### WHAT YOU ARE ASKED TO DO
Return the listing below word for word.

— BEGIN GIVEN ENTRIES —

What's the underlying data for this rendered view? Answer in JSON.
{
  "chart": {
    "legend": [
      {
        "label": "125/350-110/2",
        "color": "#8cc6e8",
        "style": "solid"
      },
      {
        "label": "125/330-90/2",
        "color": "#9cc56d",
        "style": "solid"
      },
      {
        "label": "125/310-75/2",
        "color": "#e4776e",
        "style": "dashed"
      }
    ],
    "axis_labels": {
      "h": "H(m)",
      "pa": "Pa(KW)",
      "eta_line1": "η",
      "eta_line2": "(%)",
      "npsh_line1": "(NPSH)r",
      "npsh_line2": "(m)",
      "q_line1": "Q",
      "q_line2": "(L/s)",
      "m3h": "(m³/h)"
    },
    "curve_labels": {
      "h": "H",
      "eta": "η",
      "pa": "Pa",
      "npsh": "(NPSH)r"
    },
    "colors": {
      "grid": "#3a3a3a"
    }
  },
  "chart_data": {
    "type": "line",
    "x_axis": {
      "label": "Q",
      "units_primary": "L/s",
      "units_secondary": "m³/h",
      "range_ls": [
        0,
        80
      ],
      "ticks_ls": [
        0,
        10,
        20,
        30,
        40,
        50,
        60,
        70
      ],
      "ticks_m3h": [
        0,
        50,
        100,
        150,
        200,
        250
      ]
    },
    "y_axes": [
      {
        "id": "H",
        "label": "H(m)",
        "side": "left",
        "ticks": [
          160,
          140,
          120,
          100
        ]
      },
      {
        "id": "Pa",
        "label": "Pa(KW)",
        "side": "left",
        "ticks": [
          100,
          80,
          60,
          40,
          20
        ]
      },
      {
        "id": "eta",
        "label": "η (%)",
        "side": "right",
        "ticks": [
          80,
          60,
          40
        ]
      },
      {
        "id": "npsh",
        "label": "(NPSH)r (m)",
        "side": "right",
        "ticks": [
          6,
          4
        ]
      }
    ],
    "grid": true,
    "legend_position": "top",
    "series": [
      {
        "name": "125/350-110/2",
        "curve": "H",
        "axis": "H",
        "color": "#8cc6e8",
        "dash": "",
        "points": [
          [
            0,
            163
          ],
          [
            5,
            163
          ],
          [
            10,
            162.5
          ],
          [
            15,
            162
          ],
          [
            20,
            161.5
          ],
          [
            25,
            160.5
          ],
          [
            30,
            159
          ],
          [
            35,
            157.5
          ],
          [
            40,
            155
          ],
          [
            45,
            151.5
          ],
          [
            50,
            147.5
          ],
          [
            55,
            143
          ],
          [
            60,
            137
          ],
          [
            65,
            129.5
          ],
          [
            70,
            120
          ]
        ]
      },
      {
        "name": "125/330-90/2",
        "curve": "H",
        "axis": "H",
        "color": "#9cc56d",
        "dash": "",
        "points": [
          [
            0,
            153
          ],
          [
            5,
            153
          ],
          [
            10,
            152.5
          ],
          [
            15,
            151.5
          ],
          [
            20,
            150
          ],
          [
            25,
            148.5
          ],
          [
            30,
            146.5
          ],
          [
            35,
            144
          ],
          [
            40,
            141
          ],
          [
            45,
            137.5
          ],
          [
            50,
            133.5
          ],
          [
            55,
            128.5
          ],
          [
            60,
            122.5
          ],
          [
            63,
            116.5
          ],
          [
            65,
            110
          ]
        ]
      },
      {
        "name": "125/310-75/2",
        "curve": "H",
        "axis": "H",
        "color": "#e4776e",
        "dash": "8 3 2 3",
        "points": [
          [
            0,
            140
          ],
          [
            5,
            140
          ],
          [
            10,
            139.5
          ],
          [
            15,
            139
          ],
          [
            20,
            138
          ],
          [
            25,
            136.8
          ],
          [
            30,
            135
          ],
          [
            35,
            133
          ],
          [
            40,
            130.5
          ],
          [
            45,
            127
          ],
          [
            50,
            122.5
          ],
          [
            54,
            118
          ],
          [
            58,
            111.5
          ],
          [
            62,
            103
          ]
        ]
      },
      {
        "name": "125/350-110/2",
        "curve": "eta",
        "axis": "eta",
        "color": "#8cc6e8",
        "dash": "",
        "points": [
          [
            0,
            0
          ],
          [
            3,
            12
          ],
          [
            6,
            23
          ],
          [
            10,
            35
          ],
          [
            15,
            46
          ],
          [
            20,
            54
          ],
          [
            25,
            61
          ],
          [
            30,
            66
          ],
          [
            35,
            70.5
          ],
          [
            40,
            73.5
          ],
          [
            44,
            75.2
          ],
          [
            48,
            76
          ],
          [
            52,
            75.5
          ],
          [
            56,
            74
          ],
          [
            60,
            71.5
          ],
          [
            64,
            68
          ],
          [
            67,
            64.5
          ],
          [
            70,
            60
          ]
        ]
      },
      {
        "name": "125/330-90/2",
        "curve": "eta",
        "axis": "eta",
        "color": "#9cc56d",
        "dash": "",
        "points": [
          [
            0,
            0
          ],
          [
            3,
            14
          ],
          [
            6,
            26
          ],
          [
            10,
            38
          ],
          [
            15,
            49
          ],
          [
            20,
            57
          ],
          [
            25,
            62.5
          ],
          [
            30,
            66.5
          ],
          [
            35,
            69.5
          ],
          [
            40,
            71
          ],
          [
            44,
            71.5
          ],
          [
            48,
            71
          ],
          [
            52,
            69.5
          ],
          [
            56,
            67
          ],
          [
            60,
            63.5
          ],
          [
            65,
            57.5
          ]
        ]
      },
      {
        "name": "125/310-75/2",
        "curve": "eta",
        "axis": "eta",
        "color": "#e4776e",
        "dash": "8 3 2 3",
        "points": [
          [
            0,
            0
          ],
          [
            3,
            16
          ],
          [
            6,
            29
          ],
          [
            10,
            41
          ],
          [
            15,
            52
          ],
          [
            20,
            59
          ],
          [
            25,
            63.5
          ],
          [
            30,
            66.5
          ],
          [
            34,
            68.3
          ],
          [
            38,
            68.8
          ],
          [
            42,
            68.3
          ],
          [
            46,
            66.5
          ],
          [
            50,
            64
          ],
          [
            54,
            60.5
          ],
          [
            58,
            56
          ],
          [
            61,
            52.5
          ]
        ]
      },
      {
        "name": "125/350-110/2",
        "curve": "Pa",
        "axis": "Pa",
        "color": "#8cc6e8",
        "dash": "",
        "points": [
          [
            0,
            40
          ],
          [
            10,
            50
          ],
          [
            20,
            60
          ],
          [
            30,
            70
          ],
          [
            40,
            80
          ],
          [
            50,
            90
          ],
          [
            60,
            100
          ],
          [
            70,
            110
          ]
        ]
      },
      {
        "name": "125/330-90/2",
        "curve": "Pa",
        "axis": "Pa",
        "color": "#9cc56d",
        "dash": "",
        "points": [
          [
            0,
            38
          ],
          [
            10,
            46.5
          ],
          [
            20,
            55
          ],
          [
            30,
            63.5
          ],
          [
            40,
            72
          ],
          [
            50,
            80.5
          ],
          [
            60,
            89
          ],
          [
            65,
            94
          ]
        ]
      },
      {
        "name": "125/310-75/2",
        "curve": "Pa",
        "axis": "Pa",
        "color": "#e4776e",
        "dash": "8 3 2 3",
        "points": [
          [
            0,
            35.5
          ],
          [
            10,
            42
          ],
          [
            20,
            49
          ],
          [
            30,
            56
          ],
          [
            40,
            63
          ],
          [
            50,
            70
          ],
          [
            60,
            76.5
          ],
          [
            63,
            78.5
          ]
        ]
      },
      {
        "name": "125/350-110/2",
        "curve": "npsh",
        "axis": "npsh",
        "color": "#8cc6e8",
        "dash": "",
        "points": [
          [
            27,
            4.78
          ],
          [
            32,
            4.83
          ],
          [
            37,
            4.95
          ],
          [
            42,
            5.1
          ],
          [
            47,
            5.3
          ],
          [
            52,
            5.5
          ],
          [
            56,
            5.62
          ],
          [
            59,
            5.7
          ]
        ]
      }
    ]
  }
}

— END GIVEN ENTRIES —

### FULL RESPONSE
What's the underlying data for this rendered view? Answer in JSON.
{
  "chart": {
    "legend": [
      {
        "label": "125/350-110/2",
        "color": "#8cc6e8",
        "style": "solid"
      },
      {
        "label": "125/330-90/2",
        "color": "#9cc56d",
        "style": "solid"
      },
      {
        "label": "125/310-75/2",
        "color": "#e4776e",
        "style": "dashed"
      }
    ],
    "axis_labels": {
      "h": "H(m)",
      "pa": "Pa(KW)",
      "eta_line1": "η",
      "eta_line2": "(%)",
      "npsh_line1": "(NPSH)r",
      "npsh_line2": "(m)",
      "q_line1": "Q",
      "q_line2": "(L/s)",
      "m3h": "(m³/h)"
    },
    "curve_labels": {
      "h": "H",
      "eta": "η",
      "pa": "Pa",
      "npsh": "(NPSH)r"
    },
    "colors": {
      "grid": "#3a3a3a"
    }
  },
  "chart_data": {
    "type": "line",
    "x_axis": {
      "label": "Q",
      "units_primary": "L/s",
      "units_secondary": "m³/h",
      "range_ls": [
        0,
        80
      ],
      "ticks_ls": [
        0,
        10,
        20,
        30,
        40,
        50,
        60,
        70
      ],
      "ticks_m3h": [
        0,
        50,
        100,
        150,
        200,
        250
      ]
    },
    "y_axes": [
      {
        "id": "H",
        "label": "H(m)",
        "side": "left",
        "ticks": [
          160,
          140,
          120,
          100
        ]
      },
      {
        "id": "Pa",
        "label": "Pa(KW)",
        "side": "left",
        "ticks": [
          100,
          80,
          60,
          40,
          20
        ]
      },
      {
        "id": "eta",
        "label": "η (%)",
        "side": "right",
        "ticks": [
          80,
          60,
          40
        ]
      },
      {
        "id": "npsh",
        "label": "(NPSH)r (m)",
        "side": "right",
        "ticks": [
          6,
          4
        ]
      }
    ],
    "grid": true,
    "legend_position": "top",
    "series": [
      {
        "name": "125/350-110/2",
        "curve": "H",
        "axis": "H",
        "color": "#8cc6e8",
        "dash": "",
        "points": [
          [
            0,
            163
          ],
          [
            5,
            163
          ],
          [
            10,
            162.5
          ],
          [
            15,
            162
          ],
          [
            20,
            161.5
          ],
          [
            25,
            160.5
          ],
          [
            30,
            159
          ],
          [
            35,
            157.5
          ],
          [
            40,
            155
          ],
          [
            45,
            151.5
          ],
          [
            50,
            147.5
          ],
          [
            55,
            143
          ],
          [
            60,
            137
          ],
          [
            65,
            129.5
          ],
          [
            70,
            120
          ]
        ]
      },
      {
        "name": "125/330-90/2",
        "curve": "H",
        "axis": "H",
        "color": "#9cc56d",
        "dash": "",
        "points": [
          [
            0,
            153
          ],
          [
            5,
            153
          ],
          [
            10,
            152.5
          ],
          [
            15,
            151.5
          ],
          [
            20,
            150
          ],
          [
            25,
            148.5
          ],
          [
            30,
            146.5
          ],
          [
            35,
            144
          ],
          [
            40,
            141
          ],
          [
            45,
            137.5
          ],
          [
            50,
            133.5
          ],
          [
            55,
            128.5
          ],
          [
            60,
            122.5
          ],
          [
            63,
            116.5
          ],
          [
            65,
            110
          ]
        ]
      },
      {
        "name": "125/310-75/2",
        "curve": "H",
        "axis": "H",
        "color": "#e4776e",
        "dash": "8 3 2 3",
        "points": [
          [
            0,
            140
          ],
          [
            5,
            140
          ],
          [
            10,
            139.5
          ],
          [
            15,
            139
          ],
          [
            20,
            138
          ],
          [
            25,
            136.8
          ],
          [
            30,
            135
          ],
          [
            35,
            133
          ],
          [
            40,
            130.5
          ],
          [
            45,
            127
          ],
          [
            50,
            122.5
          ],
          [
            54,
            118
          ],
          [
            58,
            111.5
          ],
          [
            62,
            103
          ]
        ]
      },
      {
        "name": "125/350-110/2",
        "curve": "eta",
        "axis": "eta",
        "color": "#8cc6e8",
        "dash": "",
        "points": [
          [
            0,
            0
          ],
          [
            3,
            12
          ],
          [
            6,
            23
          ],
          [
            10,
            35
          ],
          [
            15,
            46
          ],
          [
            20,
            54
          ],
          [
            25,
            61
          ],
          [
            30,
            66
          ],
          [
            35,
            70.5
          ],
          [
            40,
            73.5
          ],
          [
            44,
            75.2
          ],
          [
            48,
            76
          ],
          [
            52,
            75.5
          ],
          [
            56,
            74
          ],
          [
            60,
            71.5
          ],
          [
            64,
            68
          ],
          [
            67,
            64.5
          ],
          [
            70,
            60
          ]
        ]
      },
      {
        "name": "125/330-90/2",
        "curve": "eta",
        "axis": "eta",
        "color": "#9cc56d",
        "dash": "",
        "points": [
          [
            0,
            0
          ],
          [
            3,
            14
          ],
          [
            6,
            26
          ],
          [
            10,
            38
          ],
          [
            15,
            49
          ],
          [
            20,
            57
          ],
          [
            25,
            62.5
          ],
          [
            30,
            66.5
          ],
          [
            35,
            69.5
          ],
          [
            40,
            71
          ],
          [
            44,
            71.5
          ],
          [
            48,
            71
          ],
          [
            52,
            69.5
          ],
          [
            56,
            67
          ],
          [
            60,
            63.5
          ],
          [
            65,
            57.5
          ]
        ]
      },
      {
        "name": "125/310-75/2",
        "curve": "eta",
        "axis": "eta",
        "color": "#e4776e",
        "dash": "8 3 2 3",
        "points": [
          [
            0,
            0
          ],
          [
            3,
            16
          ],
          [
            6,
            29
          ],
          [
            10,
            41
          ],
          [
            15,
            52
          ],
          [
            20,
            59
          ],
          [
            25,
            63.5
          ],
          [
            30,
            66.5
          ],
          [
            34,
            68.3
          ],
          [
            38,
            68.8
          ],
          [
            42,
            68.3
          ],
          [
            46,
            66.5
          ],
          [
            50,
            64
          ],
          [
            54,
            60.5
          ],
          [
            58,
            56
          ],
          [
            61,
            52.5
          ]
        ]
      },
      {
        "name": "125/350-110/2",
        "curve": "Pa",
        "axis": "Pa",
        "color": "#8cc6e8",
        "dash": "",
        "points": [
          [
            0,
            40
          ],
          [
            10,
            50
          ],
          [
            20,
            60
          ],
          [
            30,
            70
          ],
          [
            40,
            80
          ],
          [
            50,
            90
          ],
          [
            60,
            100
          ],
          [
            70,
            110
          ]
        ]
      },
      {
        "name": "125/330-90/2",
        "curve": "Pa",
        "axis": "Pa",
        "color": "#9cc56d",
        "dash": "",
        "points": [
          [
            0,
            38
          ],
          [
            10,
            46.5
          ],
          [
            20,
            55
          ],
          [
            30,
            63.5
          ],
          [
            40,
            72
          ],
          [
            50,
            80.5
          ],
          [
            60,
            89
          ],
          [
            65,
            94
          ]
        ]
      },
      {
        "name": "125/310-75/2",
        "curve": "Pa",
        "axis": "Pa",
        "color": "#e4776e",
        "dash": "8 3 2 3",
        "points": [
          [
            0,
            35.5
          ],
          [
            10,
            42
          ],
          [
            20,
            49
          ],
          [
            30,
            56
          ],
          [
            40,
            63
          ],
          [
            50,
            70
          ],
          [
            60,
            76.5
          ],
          [
            63,
            78.5
          ]
        ]
      },
      {
        "name": "125/350-110/2",
        "curve": "npsh",
        "axis": "npsh",
        "color": "#8cc6e8",
        "dash": "",
        "points": [
          [
            27,
            4.78
          ],
          [
            32,
            4.83
          ],
          [
            37,
            4.95
          ],
          [
            42,
            5.1
          ],
          [
            47,
            5.3
          ],
          [
            52,
            5.5
          ],
          [
            56,
            5.62
          ],
          [
            59,
            5.7
          ]
        ]
      }
    ]
  }
}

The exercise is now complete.